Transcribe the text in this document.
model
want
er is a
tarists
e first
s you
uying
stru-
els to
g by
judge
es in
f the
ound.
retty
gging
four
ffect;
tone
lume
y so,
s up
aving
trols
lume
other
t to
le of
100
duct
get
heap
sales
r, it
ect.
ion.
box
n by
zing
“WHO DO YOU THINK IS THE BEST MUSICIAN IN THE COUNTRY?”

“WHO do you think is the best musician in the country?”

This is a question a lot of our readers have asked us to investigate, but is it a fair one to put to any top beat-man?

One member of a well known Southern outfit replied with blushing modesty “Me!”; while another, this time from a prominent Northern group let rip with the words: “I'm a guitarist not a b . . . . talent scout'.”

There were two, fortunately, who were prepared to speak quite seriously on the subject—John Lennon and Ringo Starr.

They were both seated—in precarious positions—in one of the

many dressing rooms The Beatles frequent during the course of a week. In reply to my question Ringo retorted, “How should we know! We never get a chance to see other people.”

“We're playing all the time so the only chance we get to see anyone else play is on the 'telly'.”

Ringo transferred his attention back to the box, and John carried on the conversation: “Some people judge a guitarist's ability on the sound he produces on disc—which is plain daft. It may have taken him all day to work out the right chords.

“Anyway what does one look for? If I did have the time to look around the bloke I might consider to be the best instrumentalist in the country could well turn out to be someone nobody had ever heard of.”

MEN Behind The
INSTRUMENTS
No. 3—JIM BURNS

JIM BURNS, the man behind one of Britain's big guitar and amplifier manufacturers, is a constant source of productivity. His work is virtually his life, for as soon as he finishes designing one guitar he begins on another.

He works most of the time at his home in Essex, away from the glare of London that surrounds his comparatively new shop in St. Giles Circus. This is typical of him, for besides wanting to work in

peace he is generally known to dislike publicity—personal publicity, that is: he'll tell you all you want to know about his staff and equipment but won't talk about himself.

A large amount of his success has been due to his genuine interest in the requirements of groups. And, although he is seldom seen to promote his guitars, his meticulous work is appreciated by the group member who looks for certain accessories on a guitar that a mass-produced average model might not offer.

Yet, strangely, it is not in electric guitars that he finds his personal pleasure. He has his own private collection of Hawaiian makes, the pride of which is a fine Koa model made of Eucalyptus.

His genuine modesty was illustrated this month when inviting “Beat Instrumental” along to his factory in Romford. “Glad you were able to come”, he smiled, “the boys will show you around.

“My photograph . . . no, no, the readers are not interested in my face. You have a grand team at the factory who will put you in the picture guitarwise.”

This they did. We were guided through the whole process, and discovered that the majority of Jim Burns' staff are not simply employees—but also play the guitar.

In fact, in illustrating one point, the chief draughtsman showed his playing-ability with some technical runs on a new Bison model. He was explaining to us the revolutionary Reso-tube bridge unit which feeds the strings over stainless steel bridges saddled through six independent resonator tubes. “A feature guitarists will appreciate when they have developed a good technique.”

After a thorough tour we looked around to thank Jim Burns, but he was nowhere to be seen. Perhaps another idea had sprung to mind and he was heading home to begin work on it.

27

▸ Set problem:
Copy out all of the records shown above exactly.

▸ Result below:
Transcribe the text in this document.
model
want
er is a
tarists
e first
s you
uying
stru-
els to
g by
judge
es in
f the
ound.
retty
gging
four
ffect;
tone
lume
y so,
s up
aving
trols
lume
other
t to
le of
100
duct
get
heap
sales
r, it
ect.
ion.
box
n by
zing
“WHO DO YOU THINK IS THE BEST MUSICIAN IN THE COUNTRY?”

“WHO do you think is the best musician in the country?”

This is a question a lot of our readers have asked us to investigate, but is it a fair one to put to any top beat-man?

One member of a well known Southern outfit replied with blushing modesty “Me!”; while another, this time from a prominent Northern group let rip with the words: “I'm a guitarist not a b . . . . talent scout'.”

There were two, fortunately, who were prepared to speak quite seriously on the subject—John Lennon and Ringo Starr.

They were both seated—in precarious positions—in one of the

many dressing rooms The Beatles frequent during the course of a week. In reply to my question Ringo retorted, “How should we know! We never get a chance to see other people.”

“We're playing all the time so the only chance we get to see anyone else play is on the 'telly'.”

Ringo transferred his attention back to the box, and John carried on the conversation: “Some people judge a guitarist's ability on the sound he produces on disc—which is plain daft. It may have taken him all day to work out the right chords.

“Anyway what does one look for? If I did have the time to look around the bloke I might consider to be the best instrumentalist in the country could well turn out to be someone nobody had ever heard of.”

MEN Behind The
INSTRUMENTS
No. 3—JIM BURNS

JIM BURNS, the man behind one of Britain's big guitar and amplifier manufacturers, is a constant source of productivity. His work is virtually his life, for as soon as he finishes designing one guitar he begins on another.

He works most of the time at his home in Essex, away from the glare of London that surrounds his comparatively new shop in St. Giles Circus. This is typical of him, for besides wanting to work in

peace he is generally known to dislike publicity—personal publicity, that is: he'll tell you all you want to know about his staff and equipment but won't talk about himself.

A large amount of his success has been due to his genuine interest in the requirements of groups. And, although he is seldom seen to promote his guitars, his meticulous work is appreciated by the group member who looks for certain accessories on a guitar that a mass-produced average model might not offer.

Yet, strangely, it is not in electric guitars that he finds his personal pleasure. He has his own private collection of Hawaiian makes, the pride of which is a fine Koa model made of Eucalyptus.

His genuine modesty was illustrated this month when inviting “Beat Instrumental” along to his factory in Romford. “Glad you were able to come”, he smiled, “the boys will show you around.

“My photograph . . . no, no, the readers are not interested in my face. You have a grand team at the factory who will put you in the picture guitarwise.”

This they did. We were guided through the whole process, and discovered that the majority of Jim Burns' staff are not simply employees—but also play the guitar.

In fact, in illustrating one point, the chief draughtsman showed his playing-ability with some technical runs on a new Bison model. He was explaining to us the revolutionary Reso-tube bridge unit which feeds the strings over stainless steel bridges saddled through six independent resonator tubes. “A feature guitarists will appreciate when they have developed a good technique.”

After a thorough tour we looked around to thank Jim Burns, but he was nowhere to be seen. Perhaps another idea had sprung to mind and he was heading home to begin work on it.

27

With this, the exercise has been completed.